» **TEXTE FOURNI**:
■ ■ ■ ■ ■
Aalaapi - poésie du Nunavik





Texte original d'Esther Hardy
Crédits photos: Anne-Marie Baribeau




Aalaapi veut dire « faire le silence pour entendre quelque chose de beau », cette charmante pièce documentaire est présentée à la salle Jean-Claude Germain du Centre du Théâtre d'aujourd'hui jusqu'au 16 février dans une habile mise en scène de Laurence Dauphinais. Pour de multiples raisons, je croyais connaître les Inuits, mais en assistant à cette fresque de la vie au Nunavik, j'ai constaté que finalement mon savoir se limitait aux généralités, que je ne connaissais pratiquement rien de leur quotidien, mais surtout de leur jovialité et de leur ouverture.


Je suis sortie apaisée de ce spectacle, m'ayant laissé toucher par la vague de sérénité de ce peuple à l’esprit zen, inspirée par leur simplicité et leur capacité à se moquer généreusement d’eux-mêmes avec un grand détachement!








Deux jeunes filles inuit, Nancy Saunders et Hannah Tooktoo se prêtent à l'exercice. Dans Aalaapi, on les voit vivre au quotidien avec leurs habitudes, leurs espoirs, leurs champs d'intérêt et leur joie de vivre. Elles montent sur scène pour la première fois afin de livrer ce message. Présentée par le collectif Aalaapi et Magnéto qui a aussi produit le documentaire radiophonique d’accompagnement de Marie-Laurence Rancourt, la pièce est soutenue par cette trame sonore qui relate le quotidien de la vie au-delà du 55e parallèle et la vision de quelques jeunes filles qui vivent dans le Sud, à Montréal, soulignant leur désir professionnel, leur vision de l'avenir et de leur tradition.





Ainsi, j'ai appris que certains grands-parents, les Inuits les plus âgés, sont très fiers de leurs traditions et avec ferveur tiennent à la léguer à leurs petits-enfants. Par contre, d'autres qui ont été forcés de s'en éloigner par l'insistance des missionnaires et autres autorités religieuses ressentent encore aujourd'hui de la honte quant à leur façon de vivre et ne tiennent pas à ce que leur tradition se perpétue.



Par conséquent, il y a des adolescents qui ont reçu cet héritage, qui connaissent la langue, les traditions de leurs ancêtres, ou sinon ils y sont sensibilisés et ils tentent de les apprendre assidûment. D'autres par contre, n’en connaissent strictement rien et vivent relativement de la même façon que nous.
■ ■ ■ ■ ■
» **DONNÉES ENREGISTRÉES**:
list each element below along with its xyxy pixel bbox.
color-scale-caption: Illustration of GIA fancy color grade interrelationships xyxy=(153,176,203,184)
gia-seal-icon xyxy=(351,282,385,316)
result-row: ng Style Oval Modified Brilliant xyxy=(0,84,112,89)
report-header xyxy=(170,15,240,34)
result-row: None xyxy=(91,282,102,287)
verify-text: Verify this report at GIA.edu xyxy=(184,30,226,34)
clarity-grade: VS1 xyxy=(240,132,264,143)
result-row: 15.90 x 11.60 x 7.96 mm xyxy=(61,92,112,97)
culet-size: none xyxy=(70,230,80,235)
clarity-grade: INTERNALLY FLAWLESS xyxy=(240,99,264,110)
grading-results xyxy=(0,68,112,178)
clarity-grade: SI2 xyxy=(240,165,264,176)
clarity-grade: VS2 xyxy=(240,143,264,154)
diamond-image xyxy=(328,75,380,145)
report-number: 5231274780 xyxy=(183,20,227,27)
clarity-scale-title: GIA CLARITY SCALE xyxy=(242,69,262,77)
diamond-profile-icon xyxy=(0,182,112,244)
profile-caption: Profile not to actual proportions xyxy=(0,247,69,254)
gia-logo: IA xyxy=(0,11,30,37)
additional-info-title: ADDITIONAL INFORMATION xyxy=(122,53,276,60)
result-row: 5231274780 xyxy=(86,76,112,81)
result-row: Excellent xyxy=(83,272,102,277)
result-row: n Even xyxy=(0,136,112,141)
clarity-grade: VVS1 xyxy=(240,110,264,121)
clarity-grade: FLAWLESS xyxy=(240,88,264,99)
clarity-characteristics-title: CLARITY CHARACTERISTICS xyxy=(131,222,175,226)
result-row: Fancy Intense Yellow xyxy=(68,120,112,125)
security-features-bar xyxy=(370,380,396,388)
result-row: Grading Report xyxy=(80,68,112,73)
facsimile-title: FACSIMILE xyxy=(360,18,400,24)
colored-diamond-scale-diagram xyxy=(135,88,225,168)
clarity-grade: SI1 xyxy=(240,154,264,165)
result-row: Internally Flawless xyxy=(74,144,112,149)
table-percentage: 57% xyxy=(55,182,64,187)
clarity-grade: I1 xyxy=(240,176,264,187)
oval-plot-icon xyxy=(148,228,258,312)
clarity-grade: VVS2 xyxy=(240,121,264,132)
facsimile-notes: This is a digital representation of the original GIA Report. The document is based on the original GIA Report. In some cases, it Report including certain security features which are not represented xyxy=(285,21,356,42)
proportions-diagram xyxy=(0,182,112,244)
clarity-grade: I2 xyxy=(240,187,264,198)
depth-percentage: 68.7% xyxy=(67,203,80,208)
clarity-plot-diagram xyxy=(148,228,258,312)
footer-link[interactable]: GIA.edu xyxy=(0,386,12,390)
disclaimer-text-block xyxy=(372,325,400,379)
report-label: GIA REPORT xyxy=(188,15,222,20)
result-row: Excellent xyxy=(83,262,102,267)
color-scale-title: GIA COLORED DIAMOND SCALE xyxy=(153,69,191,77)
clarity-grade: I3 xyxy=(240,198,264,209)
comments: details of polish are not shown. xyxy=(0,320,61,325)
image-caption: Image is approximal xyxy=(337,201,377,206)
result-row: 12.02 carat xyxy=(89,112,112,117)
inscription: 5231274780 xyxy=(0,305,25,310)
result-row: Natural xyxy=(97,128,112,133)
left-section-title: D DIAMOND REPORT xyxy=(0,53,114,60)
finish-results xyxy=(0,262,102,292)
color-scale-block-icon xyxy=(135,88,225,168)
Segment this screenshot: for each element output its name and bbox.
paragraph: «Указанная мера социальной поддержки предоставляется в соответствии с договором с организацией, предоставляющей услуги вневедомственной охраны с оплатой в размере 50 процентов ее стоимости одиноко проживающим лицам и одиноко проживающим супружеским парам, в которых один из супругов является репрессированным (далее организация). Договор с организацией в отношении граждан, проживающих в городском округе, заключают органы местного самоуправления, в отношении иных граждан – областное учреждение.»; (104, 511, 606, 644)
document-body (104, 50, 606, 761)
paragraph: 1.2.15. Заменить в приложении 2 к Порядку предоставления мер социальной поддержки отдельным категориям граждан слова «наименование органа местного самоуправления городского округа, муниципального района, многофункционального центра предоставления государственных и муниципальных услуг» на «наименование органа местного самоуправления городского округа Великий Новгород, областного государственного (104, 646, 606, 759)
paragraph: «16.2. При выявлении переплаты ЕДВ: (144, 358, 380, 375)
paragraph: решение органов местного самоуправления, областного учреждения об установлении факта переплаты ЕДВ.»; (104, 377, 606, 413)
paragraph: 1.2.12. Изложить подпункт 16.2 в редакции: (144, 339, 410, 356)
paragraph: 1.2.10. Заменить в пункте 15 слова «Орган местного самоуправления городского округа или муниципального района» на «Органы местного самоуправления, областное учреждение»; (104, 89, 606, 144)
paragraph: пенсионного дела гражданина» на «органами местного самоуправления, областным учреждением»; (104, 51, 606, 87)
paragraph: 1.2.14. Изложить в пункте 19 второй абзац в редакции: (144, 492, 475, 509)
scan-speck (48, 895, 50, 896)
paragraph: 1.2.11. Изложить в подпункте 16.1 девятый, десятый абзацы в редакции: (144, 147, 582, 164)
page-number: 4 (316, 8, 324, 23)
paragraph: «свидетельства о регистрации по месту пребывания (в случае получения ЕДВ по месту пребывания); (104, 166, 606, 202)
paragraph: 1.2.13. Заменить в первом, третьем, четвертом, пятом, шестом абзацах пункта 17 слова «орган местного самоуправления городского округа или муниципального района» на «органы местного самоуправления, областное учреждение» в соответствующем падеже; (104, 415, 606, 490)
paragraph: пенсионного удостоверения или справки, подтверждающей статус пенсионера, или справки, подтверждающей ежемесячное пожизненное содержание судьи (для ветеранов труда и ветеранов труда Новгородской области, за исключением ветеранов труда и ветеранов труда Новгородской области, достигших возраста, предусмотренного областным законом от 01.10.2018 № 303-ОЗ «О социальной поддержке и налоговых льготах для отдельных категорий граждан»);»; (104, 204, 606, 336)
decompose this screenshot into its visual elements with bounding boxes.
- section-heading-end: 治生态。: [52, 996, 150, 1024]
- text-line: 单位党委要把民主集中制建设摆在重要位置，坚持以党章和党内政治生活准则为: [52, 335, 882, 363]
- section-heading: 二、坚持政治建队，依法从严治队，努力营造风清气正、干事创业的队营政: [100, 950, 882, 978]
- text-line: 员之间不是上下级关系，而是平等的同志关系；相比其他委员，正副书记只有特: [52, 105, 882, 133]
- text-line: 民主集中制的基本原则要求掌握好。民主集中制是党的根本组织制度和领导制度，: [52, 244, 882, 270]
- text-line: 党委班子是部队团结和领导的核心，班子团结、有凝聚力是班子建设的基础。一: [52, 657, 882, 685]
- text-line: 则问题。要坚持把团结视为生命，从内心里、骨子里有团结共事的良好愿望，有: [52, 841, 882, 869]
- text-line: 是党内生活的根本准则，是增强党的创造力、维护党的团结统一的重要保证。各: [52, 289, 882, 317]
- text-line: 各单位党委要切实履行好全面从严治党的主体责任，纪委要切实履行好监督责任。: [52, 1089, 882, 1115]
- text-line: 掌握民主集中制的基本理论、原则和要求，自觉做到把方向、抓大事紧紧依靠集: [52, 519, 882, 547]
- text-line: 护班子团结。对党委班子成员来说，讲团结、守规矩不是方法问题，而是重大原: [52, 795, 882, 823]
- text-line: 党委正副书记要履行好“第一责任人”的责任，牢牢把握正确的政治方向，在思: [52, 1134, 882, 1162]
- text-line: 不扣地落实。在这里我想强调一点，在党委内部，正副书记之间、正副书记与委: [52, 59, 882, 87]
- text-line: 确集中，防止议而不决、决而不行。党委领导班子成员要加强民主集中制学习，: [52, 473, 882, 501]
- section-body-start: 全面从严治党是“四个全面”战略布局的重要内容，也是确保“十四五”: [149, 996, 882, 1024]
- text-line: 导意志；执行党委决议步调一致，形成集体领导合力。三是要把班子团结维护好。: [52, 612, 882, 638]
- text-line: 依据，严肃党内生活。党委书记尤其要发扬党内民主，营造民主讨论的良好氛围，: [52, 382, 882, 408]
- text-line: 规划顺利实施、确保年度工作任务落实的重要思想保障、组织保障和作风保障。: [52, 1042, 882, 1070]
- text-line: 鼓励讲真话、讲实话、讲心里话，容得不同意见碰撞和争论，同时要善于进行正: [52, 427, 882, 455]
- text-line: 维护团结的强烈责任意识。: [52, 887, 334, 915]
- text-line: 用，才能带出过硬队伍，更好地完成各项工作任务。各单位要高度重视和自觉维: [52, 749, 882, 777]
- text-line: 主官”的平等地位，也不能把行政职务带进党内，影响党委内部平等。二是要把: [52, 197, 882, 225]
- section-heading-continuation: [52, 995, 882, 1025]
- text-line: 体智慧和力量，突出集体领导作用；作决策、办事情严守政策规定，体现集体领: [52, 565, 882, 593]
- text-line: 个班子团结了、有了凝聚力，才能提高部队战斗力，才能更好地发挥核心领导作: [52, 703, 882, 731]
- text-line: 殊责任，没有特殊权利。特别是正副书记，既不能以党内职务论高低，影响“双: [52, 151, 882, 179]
■ ■ ■ ■ ■
» **ÉNONCÉ**:
Répondez aux questions suivantes à l'aide du texte sur Aalaapi.
(a) Que veut dire le mot « Aalaapi » ?
(b) Quelles sont les deux jeunes filles inuit qui se prêtent à l'exercice sur scène ?
(c) Que ressentent encore aujourd'hui les grands-parents qui ont été forcés de s'éloigner de leur tradition ?

» **RÉPONSE**:
(a) Il veut dire « faire le silence pour entendre quelque chose de beau ».
(b) Ce sont Nancy Saunders et Hannah Tooktoo.
(c) Ils ressentent encore de la honte quant à leur façon de vivre.